++++ Entries shown ++++
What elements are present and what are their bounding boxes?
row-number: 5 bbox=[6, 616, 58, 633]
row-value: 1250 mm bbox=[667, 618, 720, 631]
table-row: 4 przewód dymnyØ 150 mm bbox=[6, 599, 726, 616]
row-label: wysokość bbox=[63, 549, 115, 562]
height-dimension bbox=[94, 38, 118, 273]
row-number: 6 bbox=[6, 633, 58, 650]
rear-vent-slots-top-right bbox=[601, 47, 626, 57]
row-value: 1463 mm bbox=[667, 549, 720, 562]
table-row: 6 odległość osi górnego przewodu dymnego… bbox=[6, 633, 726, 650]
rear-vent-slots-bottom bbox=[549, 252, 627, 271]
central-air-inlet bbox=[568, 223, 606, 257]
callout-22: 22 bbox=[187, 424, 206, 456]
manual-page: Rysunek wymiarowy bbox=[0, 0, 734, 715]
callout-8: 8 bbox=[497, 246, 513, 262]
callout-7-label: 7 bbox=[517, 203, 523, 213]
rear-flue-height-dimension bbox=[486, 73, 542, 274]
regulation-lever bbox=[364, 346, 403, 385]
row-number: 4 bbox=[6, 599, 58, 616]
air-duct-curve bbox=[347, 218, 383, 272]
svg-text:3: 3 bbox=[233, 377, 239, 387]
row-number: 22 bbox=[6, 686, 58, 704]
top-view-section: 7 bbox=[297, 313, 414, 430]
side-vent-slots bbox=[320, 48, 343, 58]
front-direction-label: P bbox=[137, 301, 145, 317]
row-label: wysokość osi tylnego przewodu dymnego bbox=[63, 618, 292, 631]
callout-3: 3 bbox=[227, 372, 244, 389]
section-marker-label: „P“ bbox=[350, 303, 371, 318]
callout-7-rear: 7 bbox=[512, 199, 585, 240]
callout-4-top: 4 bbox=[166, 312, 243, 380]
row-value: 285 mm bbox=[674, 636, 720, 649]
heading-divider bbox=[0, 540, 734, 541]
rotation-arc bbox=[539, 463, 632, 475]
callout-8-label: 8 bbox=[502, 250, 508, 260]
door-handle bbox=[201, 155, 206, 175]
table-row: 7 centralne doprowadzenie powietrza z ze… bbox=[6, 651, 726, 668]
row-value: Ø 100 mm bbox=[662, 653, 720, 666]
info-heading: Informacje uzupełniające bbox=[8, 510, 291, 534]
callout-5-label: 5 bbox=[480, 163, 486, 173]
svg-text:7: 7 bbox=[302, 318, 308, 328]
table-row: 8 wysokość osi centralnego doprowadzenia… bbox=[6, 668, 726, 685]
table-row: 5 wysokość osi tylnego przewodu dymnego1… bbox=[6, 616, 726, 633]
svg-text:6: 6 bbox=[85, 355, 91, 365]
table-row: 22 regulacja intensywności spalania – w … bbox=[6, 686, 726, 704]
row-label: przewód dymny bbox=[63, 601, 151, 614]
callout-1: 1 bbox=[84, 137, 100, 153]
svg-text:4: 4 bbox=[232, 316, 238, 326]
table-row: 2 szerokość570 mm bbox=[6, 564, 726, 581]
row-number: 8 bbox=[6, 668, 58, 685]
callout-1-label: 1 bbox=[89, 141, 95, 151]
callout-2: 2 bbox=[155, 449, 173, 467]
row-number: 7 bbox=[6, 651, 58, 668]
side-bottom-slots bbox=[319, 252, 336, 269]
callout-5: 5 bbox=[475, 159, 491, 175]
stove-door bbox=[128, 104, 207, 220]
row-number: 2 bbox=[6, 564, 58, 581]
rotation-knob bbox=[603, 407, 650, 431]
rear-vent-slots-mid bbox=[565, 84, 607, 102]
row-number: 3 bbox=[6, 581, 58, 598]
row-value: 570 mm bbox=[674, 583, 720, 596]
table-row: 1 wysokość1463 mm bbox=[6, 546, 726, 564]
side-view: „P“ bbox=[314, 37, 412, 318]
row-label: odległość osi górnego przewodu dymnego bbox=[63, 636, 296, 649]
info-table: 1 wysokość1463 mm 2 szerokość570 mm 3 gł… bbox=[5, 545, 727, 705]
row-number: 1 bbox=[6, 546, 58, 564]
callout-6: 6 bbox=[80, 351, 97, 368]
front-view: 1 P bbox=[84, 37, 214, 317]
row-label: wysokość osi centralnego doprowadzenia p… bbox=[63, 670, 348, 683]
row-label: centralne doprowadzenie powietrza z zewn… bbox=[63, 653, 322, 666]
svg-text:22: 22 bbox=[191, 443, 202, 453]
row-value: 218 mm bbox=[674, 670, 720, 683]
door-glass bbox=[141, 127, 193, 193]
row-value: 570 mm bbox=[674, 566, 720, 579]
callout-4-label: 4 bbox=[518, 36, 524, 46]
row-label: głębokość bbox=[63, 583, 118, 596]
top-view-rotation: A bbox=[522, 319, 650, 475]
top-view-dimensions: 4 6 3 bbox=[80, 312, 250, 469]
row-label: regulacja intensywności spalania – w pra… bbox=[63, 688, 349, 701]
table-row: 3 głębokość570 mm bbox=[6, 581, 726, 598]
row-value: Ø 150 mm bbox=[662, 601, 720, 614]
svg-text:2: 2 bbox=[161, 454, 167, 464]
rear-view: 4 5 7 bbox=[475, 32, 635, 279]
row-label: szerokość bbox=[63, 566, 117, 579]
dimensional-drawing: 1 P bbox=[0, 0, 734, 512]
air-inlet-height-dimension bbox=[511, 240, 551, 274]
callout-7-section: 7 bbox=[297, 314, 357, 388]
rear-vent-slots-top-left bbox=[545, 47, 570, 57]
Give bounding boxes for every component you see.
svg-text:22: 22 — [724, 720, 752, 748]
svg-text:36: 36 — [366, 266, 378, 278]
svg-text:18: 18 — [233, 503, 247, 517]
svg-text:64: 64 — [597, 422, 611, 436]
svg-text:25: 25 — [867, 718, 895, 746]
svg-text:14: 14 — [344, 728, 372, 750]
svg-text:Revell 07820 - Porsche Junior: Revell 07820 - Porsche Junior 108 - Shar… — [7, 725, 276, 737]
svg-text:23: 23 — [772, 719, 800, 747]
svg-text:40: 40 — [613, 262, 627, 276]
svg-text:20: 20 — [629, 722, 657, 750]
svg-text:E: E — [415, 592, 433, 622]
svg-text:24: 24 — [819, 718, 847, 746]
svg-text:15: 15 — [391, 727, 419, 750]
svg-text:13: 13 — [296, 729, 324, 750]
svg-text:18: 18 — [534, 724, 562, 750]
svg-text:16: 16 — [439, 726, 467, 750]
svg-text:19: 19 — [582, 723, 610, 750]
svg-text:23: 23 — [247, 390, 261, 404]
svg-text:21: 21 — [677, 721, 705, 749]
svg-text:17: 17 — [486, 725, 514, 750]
++++
> [Task to complete]: Show each line in the rows above that contains the string "bottom".

> [Task solution]:
rear-vent-slots-bottom bbox=[549, 252, 627, 271]
side-bottom-slots bbox=[319, 252, 336, 269]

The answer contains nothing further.